Selection:
1

I've got a regex that I'm trying to use to detect if a certain input is valid. The syntax of the input should be {A|B|C}. {A|B|} should fail.

(?:
 (
  \{{1}
  (?:[A-Z0-1-_.*]+ \| [A-Z0-1-_.*]+)*
  \}{1}
 )
)

This is what I have so far, but I'm starting to think this isn't the way to go. Even if it did work properly, it wouldn't allow {A} which should be valid.

So basically what I'm trying to do is check if each [A-Z0-1-_.*] element is split by | and that there are no empty elements within the {} brackets.

One concept I'm really struggling with which feels relevant here is having n amount of possible elements. Like let's say, the string to validate is Foo{A}Bar{B|C}Test The way I would check that has 2 elements. One element to check for alphabetical characters, and another element to check the bracketed characters. So to check the string above, I would do alphaElem*|BracketElem*|alphaElem*|BracketElem*|alphaElem* But that's a lot of writing out, and it doesn't scale if the amount of elements increases. Is there some way I can solve this with regex?

PaulG
  • 13,871
  • 9
  • 56
  • 78
Olli
  • 375
  • 5
  • 15
  • I am confused about your actual input. Is it `{A|B|C}` form or `Foo{A}Bar{B|C}Test` ? And which one do you have to check? – Fildor Apr 04 '18 at 12:11
  • 1
    Probably you want [`{[A-Z0-1-_.*]+(?:\|[A-Z0-1-_.*]+)*}`](http://regexstorm.net/tester?p=%7b%5bA-Z0-1-_.*%5d%2b%28%3f%3a%5c%7c%5bA-Z0-1-_.*%5d%2b%29*%7d&i=%7bA%7cB%7cC%7d.+%7bA%7cB%7c%7d&o=x). The last `*` can be replaced with `{0,2}` to match 0, 1 or 2 times (to match 1, 2 or 3 elements inside `{...}`). – Wiktor Stribiżew Apr 04 '18 at 12:11
  • @Fildor the final input might be a any combination of strings and {A|B|C} brackets – Olli Apr 04 '18 at 12:37
  • So what about my suggestion? – Wiktor Stribiżew Apr 04 '18 at 13:31
  • yep, its what i was looking for – Olli Apr 04 '18 at 13:38

2 Answers2

1

You may use

{[A-Z0-1-_.*]+(?:\|[A-Z0-1-_.*]+)*}

Note that the last * modifier can be replaced with a limiting quantifier. E.g. {0,2} to match 0, 1 or 2 times (to match 1, 2 or 3 elements inside {...}).

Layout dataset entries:
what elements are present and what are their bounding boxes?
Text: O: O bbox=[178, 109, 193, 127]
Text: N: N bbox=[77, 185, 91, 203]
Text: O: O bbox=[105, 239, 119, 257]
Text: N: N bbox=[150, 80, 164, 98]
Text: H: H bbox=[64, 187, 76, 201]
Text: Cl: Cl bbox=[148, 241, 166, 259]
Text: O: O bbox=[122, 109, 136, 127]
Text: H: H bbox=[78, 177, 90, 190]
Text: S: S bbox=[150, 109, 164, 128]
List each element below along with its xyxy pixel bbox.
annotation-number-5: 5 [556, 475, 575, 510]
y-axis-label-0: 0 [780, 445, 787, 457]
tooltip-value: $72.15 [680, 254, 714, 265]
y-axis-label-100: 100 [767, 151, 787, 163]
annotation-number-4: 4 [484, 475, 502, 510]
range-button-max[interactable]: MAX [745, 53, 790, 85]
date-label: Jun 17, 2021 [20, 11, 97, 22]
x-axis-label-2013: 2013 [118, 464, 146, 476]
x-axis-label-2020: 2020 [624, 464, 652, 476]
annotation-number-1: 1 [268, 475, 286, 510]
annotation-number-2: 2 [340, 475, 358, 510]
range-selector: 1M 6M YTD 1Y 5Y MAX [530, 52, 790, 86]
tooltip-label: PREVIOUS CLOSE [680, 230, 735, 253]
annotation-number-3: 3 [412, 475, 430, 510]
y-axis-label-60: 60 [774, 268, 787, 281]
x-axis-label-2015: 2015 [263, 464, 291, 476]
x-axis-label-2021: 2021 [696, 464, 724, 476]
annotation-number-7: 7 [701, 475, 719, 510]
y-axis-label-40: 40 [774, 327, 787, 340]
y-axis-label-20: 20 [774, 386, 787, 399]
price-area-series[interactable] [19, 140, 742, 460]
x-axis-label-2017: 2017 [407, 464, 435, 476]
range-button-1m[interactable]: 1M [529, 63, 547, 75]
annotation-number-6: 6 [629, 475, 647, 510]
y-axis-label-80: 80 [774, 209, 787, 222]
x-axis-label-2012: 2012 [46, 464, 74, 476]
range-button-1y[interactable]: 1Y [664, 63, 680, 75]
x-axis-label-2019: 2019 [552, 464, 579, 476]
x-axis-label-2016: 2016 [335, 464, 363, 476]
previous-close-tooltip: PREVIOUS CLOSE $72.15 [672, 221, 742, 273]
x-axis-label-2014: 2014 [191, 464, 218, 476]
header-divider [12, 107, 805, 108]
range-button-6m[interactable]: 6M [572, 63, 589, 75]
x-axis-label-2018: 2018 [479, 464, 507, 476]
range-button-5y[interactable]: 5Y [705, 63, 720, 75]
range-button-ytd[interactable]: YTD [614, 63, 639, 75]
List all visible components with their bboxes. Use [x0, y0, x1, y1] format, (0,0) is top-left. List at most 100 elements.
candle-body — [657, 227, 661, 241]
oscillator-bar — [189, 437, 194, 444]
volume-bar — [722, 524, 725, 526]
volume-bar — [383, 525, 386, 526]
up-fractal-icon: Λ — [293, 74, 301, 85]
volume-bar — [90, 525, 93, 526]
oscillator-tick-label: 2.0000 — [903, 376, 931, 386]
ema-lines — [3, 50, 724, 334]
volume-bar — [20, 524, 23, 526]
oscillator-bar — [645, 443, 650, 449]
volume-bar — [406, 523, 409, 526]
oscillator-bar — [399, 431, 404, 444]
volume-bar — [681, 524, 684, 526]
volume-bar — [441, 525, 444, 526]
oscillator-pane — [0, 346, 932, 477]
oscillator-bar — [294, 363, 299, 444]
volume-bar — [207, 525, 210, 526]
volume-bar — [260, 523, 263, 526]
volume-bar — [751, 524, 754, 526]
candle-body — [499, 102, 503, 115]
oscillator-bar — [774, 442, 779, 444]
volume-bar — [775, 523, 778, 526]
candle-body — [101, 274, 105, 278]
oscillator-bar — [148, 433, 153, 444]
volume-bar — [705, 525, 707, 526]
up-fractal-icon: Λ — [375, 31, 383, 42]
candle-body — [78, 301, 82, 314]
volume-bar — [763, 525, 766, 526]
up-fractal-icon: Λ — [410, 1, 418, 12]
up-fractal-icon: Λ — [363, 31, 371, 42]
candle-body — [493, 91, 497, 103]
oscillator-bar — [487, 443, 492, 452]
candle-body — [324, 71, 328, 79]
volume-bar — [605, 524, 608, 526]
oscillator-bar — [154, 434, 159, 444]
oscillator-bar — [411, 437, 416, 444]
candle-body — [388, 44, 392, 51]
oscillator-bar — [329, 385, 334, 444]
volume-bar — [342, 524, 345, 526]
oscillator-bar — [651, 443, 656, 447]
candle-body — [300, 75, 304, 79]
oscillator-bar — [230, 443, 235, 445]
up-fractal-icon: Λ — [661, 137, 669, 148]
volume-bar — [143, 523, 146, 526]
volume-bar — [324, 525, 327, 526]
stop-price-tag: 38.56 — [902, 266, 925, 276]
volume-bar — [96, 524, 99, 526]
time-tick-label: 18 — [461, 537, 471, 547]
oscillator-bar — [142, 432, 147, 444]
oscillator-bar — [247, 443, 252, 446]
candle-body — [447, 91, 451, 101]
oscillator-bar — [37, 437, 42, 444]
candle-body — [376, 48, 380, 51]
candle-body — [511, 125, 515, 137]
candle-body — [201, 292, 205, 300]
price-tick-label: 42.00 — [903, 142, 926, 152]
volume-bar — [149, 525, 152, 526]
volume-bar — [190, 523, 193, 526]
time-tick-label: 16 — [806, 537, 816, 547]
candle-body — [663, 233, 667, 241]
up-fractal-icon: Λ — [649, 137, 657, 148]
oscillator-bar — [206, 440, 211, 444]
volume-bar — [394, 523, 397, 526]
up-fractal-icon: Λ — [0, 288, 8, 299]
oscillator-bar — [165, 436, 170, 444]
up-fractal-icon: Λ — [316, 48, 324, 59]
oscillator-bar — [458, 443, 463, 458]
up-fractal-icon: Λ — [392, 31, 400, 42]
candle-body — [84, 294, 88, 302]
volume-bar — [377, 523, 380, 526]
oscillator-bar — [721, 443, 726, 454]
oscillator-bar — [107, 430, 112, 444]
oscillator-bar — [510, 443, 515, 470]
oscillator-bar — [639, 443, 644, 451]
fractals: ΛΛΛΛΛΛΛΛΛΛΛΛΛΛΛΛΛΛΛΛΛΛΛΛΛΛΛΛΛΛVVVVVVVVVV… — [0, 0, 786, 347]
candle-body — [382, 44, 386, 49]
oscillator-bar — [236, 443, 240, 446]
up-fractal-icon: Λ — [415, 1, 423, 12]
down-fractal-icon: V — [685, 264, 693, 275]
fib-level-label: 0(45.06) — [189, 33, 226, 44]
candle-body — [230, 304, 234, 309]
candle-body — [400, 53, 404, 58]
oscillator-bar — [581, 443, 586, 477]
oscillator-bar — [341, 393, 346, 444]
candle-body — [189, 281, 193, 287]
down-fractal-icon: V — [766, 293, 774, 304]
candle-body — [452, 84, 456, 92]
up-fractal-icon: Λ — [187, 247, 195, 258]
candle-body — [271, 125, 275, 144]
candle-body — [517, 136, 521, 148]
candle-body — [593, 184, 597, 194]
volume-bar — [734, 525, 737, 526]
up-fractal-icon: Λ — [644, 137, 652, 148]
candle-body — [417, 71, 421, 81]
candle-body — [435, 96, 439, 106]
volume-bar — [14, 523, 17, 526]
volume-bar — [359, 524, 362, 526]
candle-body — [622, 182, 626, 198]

Tasks and exercises:
1) Answer these questions about the regex thread.
(a) Which input does the asker say should fail?
(b) Which input should be valid but would not be allowed by the asker's first pattern?
(c) In the answer, what limiting quantifier can replace the last * to match 1, 2 or 3 elements inside the braces?
2) Echo the passage of the regex thread starting with "So basically what" and going on through "this with regex?".

Solution list:
1)
(a) {A|B|}
(b) {A}
(c) {0,2}

2)
So basically what I'm trying to do is check if each [A-Z0-1-_.*] element is split by | and that there are no empty elements within the {} brackets.

One concept I'm really struggling with which feels relevant here is having n amount of possible elements. Like let's say, the string to validate is Foo{A}Bar{B|C}Test The way I would check that has 2 elements. One element to check for alphabetical characters, and another element to check the bracketed characters. So to check the string above, I would do alphaElem*|BracketElem*|alphaElem*|BracketElem*|alphaElem* But that's a lot of writing out, and it doesn't scale if the amount of elements increases. Is there some way I can solve this with regex?